TO BE DONE:
Exactly repeat the material, dropping every picture from the copy.
-------- DATA TO USE
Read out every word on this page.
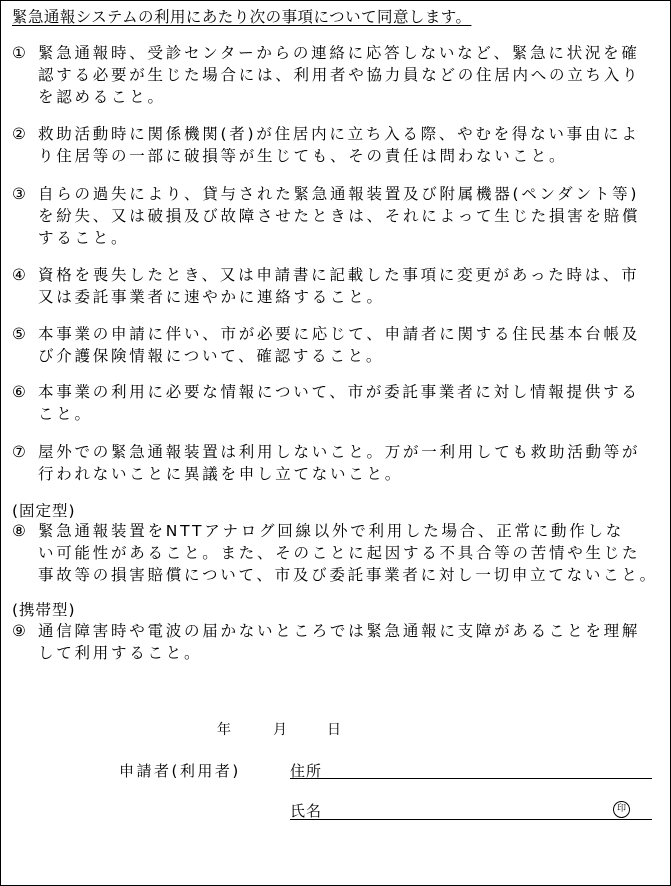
緊急通報システムの利用にあたり次の事項について同意します。
① 緊急通報時、受診センターからの連絡に応答しないなど、緊急に状況を確
認する必要が生じた場合には、利用者や協力員などの住居内への立ち入り
を認めること。
② 救助活動時に関係機関(者)が住居内に立ち入る際、やむを得ない事由によ
り住居等の一部に破損等が生じても、その責任は問わないこと。
③ 自らの過失により、貸与された緊急通報装置及び附属機器(ペンダント等)
を紛失、又は破損及び故障させたときは、それによって生じた損害を賠償
すること。
④ 資格を喪失したとき、又は申請書に記載した事項に変更があった時は、市
又は委託事業者に速やかに連絡すること。
⑤ 本事業の申請に伴い、市が必要に応じて、申請者に関する住民基本台帳及
び介護保険情報について、確認すること。
⑥ 本事業の利用に必要な情報について、市が委託事業者に対し情報提供する
こと。
⑦ 屋外での緊急通報装置は利用しないこと。万が一利用しても救助活動等が
行われないことに異議を申し立てないこと。
(固定型)
⑧ 緊急通報装置をNTTアナログ回線以外で利用した場合、正常に動作しな
い可能性があること。また、そのことに起因する不具合等の苦情や生じた
事故等の損害賠償について、市及び委託事業者に対し一切申立てないこと。
(携帯型)
⑨ 通信障害時や電波の届かないところでは緊急通報に支障があることを理解
して利用すること。
年	月	日
申請者(利用者)	住所
氏名	印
----------------
TASK SOLUTION:
Read out every word on this page.
緊急通報システムの利用にあたり次の事項について同意します。
① 緊急通報時、受診センターからの連絡に応答しないなど、緊急に状況を確
認する必要が生じた場合には、利用者や協力員などの住居内への立ち入り
を認めること。
② 救助活動時に関係機関(者)が住居内に立ち入る際、やむを得ない事由によ
り住居等の一部に破損等が生じても、その責任は問わないこと。
③ 自らの過失により、貸与された緊急通報装置及び附属機器(ペンダント等)
を紛失、又は破損及び故障させたときは、それによって生じた損害を賠償
すること。
④ 資格を喪失したとき、又は申請書に記載した事項に変更があった時は、市
又は委託事業者に速やかに連絡すること。
⑤ 本事業の申請に伴い、市が必要に応じて、申請者に関する住民基本台帳及
び介護保険情報について、確認すること。
⑥ 本事業の利用に必要な情報について、市が委託事業者に対し情報提供する
こと。
⑦ 屋外での緊急通報装置は利用しないこと。万が一利用しても救助活動等が
行われないことに異議を申し立てないこと。
(固定型)
⑧ 緊急通報装置をNTTアナログ回線以外で利用した場合、正常に動作しな
い可能性があること。また、そのことに起因する不具合等の苦情や生じた
事故等の損害賠償について、市及び委託事業者に対し一切申立てないこと。
(携帯型)
⑨ 通信障害時や電波の届かないところでは緊急通報に支障があることを理解
して利用すること。
年	月	日
申請者(利用者)	住所
氏名	印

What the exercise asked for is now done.